The entries below are to be transcribed in full, without their images.

[Structured figure records]
§
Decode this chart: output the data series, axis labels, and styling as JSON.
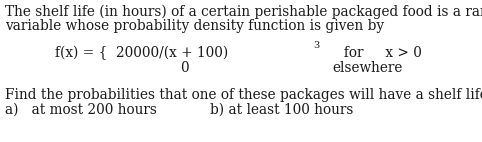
{
  "bg_color": "#ffffff",
  "text_color": "#1a1a1a",
  "line1": "The shelf life (in hours) of a certain perishable packaged food is a random",
  "line2": "variable whose probability density function is given by",
  "fx_prefix": "f(x) = {  20000/(x + 100)",
  "superscript": "3",
  "for_part": "     for     x > 0",
  "zero_part": "0",
  "elsewhere_part": "elsewhere",
  "line_find": "Find the probabilities that one of these packages will have a shelf life of",
  "part_a": "a)   at most 200 hours",
  "part_b": "b) at least 100 hours",
  "font_size": 9.8,
  "font_size_super": 7.0,
  "font_family": "serif"
}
§
→ **ANSWER FOR THE TASK**:
Decode this chart: output the data series, axis labels, and styling as JSON.
{
  "bg_color": "#ffffff",
  "text_color": "#1a1a1a",
  "line1": "The shelf life (in hours) of a certain perishable packaged food is a random",
  "line2": "variable whose probability density function is given by",
  "fx_prefix": "f(x) = {  20000/(x + 100)",
  "superscript": "3",
  "for_part": "     for     x > 0",
  "zero_part": "0",
  "elsewhere_part": "elsewhere",
  "line_find": "Find the probabilities that one of these packages will have a shelf life of",
  "part_a": "a)   at most 200 hours",
  "part_b": "b) at least 100 hours",
  "font_size": 9.8,
  "font_size_super": 7.0,
  "font_family": "serif"
}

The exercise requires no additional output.